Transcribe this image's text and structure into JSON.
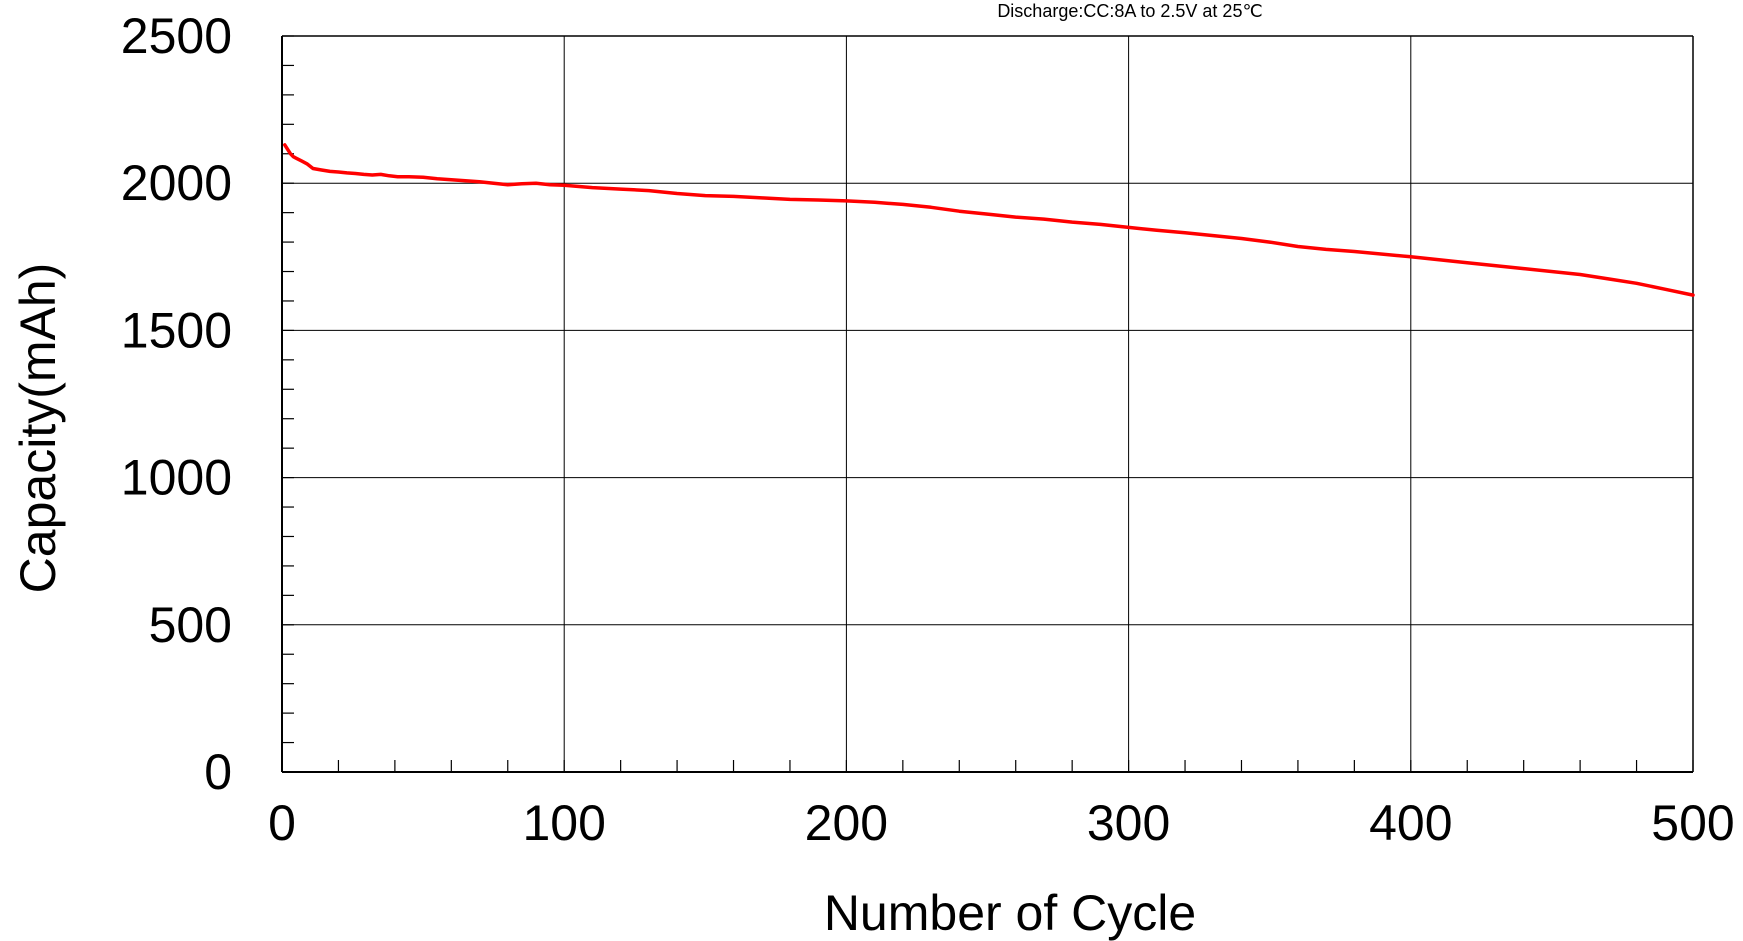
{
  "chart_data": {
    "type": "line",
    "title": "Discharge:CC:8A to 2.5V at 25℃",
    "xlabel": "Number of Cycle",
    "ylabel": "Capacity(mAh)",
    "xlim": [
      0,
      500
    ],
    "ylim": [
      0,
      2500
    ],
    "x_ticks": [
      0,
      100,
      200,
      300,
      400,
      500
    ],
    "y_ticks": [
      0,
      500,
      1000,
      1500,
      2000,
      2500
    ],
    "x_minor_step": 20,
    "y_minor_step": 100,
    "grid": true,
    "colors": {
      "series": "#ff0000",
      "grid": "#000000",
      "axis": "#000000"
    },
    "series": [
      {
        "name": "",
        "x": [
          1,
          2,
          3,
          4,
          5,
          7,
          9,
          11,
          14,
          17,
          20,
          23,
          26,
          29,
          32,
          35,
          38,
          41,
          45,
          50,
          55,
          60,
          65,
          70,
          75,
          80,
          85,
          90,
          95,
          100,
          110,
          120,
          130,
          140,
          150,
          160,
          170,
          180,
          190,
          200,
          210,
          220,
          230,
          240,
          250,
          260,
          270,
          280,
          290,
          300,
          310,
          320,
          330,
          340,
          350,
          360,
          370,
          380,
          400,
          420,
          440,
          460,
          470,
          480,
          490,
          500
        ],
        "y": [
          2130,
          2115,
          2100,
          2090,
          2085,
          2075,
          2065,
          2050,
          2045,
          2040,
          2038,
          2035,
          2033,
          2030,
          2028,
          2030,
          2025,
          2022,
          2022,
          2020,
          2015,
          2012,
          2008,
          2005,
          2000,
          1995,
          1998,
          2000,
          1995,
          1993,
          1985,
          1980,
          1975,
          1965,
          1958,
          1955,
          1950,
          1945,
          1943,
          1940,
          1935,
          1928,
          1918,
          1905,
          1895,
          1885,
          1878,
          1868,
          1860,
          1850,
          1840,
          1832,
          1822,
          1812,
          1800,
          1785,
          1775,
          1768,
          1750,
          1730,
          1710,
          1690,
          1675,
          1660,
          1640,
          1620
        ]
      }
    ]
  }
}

· · · · ·

▶ **Job**
Transcribe the whole listing exactly. Pictures are excluded.

▶ **Final answer**
Transcribe this image's text and structure into JSON.
{
  "chart_data": {
    "type": "line",
    "title": "Discharge:CC:8A to 2.5V at 25℃",
    "xlabel": "Number of Cycle",
    "ylabel": "Capacity(mAh)",
    "xlim": [
      0,
      500
    ],
    "ylim": [
      0,
      2500
    ],
    "x_ticks": [
      0,
      100,
      200,
      300,
      400,
      500
    ],
    "y_ticks": [
      0,
      500,
      1000,
      1500,
      2000,
      2500
    ],
    "x_minor_step": 20,
    "y_minor_step": 100,
    "grid": true,
    "colors": {
      "series": "#ff0000",
      "grid": "#000000",
      "axis": "#000000"
    },
    "series": [
      {
        "name": "",
        "x": [
          1,
          2,
          3,
          4,
          5,
          7,
          9,
          11,
          14,
          17,
          20,
          23,
          26,
          29,
          32,
          35,
          38,
          41,
          45,
          50,
          55,
          60,
          65,
          70,
          75,
          80,
          85,
          90,
          95,
          100,
          110,
          120,
          130,
          140,
          150,
          160,
          170,
          180,
          190,
          200,
          210,
          220,
          230,
          240,
          250,
          260,
          270,
          280,
          290,
          300,
          310,
          320,
          330,
          340,
          350,
          360,
          370,
          380,
          400,
          420,
          440,
          460,
          470,
          480,
          490,
          500
        ],
        "y": [
          2130,
          2115,
          2100,
          2090,
          2085,
          2075,
          2065,
          2050,
          2045,
          2040,
          2038,
          2035,
          2033,
          2030,
          2028,
          2030,
          2025,
          2022,
          2022,
          2020,
          2015,
          2012,
          2008,
          2005,
          2000,
          1995,
          1998,
          2000,
          1995,
          1993,
          1985,
          1980,
          1975,
          1965,
          1958,
          1955,
          1950,
          1945,
          1943,
          1940,
          1935,
          1928,
          1918,
          1905,
          1895,
          1885,
          1878,
          1868,
          1860,
          1850,
          1840,
          1832,
          1822,
          1812,
          1800,
          1785,
          1775,
          1768,
          1750,
          1730,
          1710,
          1690,
          1675,
          1660,
          1640,
          1620
        ]
      }
    ]
  }
}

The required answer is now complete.